-- TEXTO --
___
Um dia como outro qualquer

Sucedem-se os dias. Contam as horas. E a vida segue no seu ritmo frenético.

Quando se vê não temos mais vinte anos. De uma hora pra outra escorrem por entre os dedos mais e mais anos.

No momento presente conto com mais de setenta. No próximo dezembro estarei um ano mais velho. Embora não sinta dentro de mim o peso dos anos eles acabam cavalgando-me às costas.  Não sei como estarei de agora a alguns anos a mais. Tomara com a mesma clarividência de agora. Com a mesma disposição costumeira. E, oxalá o passar dos anos me permita assistir, não em uma cadeira de rodas, meus netinhos jovenzinhos ainda, prestes a entenderem o sentido da vida. E como ela é bonita, mesmo nestes dias cinzentos.

Os dias passam. A juventude fica pra trás. A velhice é sinal de que o fim está próximo. Que ele retarde até quando não mais pudermos caminhar pelas próprias pernas. Entender o sentido da vida. E observar, com olhos lacrimejantes, o quanto foi bom viver até o momento presente. Sem que as enfermidades tomem conta da gente e nos jogue a um leito de hospital. Inermes, solitários, como se fosse um peso morto às costas de nossa família. Como, infelizmente, assisti a morte do meu saudoso pai.

A cada dia celebra-se uma efeméride. Dia quinze passado foi o dia do professor. Já hoje, neste dezoito de outubro, celebramos o dia do médico.

E como as coisas mudam ao sabor dos anos. Ainda me lembro daquela ocasião festiva acontecida naquele dezembro passado.
___
-- SUAS TAREFAS --
a – Reescreva o trecho do texto entre "Sucedem-se os dias." e "e mais anos.", inclusive, trocando "vinte" por "trinta".
b – Passe para o inglês esta frase do texto: "E a vida segue no seu ritmo frenético."
As entradas têm origem em outra fonte.
___
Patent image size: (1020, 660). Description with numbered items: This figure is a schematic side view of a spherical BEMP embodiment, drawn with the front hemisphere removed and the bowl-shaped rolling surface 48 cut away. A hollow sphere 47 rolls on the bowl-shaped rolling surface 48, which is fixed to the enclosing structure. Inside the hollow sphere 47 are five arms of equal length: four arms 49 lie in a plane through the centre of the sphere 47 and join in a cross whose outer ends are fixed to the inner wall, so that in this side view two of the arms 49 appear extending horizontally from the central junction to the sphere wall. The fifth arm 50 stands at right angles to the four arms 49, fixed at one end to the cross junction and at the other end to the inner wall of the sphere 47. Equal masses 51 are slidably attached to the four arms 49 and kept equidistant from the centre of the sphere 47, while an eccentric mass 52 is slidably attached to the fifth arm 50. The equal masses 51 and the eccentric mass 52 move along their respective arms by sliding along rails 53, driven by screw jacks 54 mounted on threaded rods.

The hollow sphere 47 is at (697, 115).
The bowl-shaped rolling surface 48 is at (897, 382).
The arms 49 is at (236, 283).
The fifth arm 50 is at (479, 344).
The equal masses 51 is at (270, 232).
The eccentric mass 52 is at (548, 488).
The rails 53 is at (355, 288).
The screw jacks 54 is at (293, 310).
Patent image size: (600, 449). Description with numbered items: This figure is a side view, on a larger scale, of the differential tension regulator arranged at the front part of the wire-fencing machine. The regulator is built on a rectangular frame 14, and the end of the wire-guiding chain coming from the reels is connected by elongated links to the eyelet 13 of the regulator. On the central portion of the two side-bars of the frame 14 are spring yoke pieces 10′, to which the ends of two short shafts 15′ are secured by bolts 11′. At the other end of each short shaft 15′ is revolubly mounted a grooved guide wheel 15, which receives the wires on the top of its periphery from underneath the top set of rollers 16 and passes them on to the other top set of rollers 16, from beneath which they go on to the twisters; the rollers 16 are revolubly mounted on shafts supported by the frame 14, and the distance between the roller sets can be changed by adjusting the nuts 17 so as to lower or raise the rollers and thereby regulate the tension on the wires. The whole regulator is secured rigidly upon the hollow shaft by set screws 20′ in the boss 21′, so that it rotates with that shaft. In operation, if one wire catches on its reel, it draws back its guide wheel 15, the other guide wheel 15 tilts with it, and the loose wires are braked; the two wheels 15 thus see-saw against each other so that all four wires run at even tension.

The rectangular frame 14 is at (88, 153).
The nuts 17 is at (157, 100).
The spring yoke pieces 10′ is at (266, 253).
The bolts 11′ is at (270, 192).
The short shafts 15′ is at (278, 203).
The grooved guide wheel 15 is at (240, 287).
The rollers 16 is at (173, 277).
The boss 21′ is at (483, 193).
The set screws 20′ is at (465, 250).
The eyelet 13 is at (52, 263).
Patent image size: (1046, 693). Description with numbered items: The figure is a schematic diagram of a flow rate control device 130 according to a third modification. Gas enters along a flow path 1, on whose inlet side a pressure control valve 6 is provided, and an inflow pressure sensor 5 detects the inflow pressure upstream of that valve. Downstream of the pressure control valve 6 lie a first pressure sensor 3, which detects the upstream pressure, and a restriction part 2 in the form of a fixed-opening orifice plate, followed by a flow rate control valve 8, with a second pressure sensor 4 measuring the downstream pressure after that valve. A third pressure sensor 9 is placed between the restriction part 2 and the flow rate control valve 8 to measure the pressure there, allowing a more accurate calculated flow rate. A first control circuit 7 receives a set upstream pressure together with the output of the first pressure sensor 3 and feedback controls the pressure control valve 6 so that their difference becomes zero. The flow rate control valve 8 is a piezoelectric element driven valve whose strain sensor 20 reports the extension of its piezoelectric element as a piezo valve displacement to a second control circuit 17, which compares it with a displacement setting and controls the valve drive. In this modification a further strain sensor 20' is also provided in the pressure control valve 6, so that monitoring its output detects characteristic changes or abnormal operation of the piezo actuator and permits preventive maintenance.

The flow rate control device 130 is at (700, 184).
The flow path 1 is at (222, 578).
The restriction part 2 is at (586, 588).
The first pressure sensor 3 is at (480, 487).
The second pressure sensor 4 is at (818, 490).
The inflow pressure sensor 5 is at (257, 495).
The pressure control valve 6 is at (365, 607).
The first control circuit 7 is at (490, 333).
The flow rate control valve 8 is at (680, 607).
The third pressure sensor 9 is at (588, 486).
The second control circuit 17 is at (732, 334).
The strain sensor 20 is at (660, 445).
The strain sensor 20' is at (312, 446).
___
-- LISTA DE RESPOSTAS --
a –
Sucedem-se os dias. Contam as horas. E a vida segue no seu ritmo frenético.

Quando se vê não temos mais trinta anos. De uma hora pra outra escorrem por entre os dedos mais e mais anos.

b – And life goes on at its frantic pace.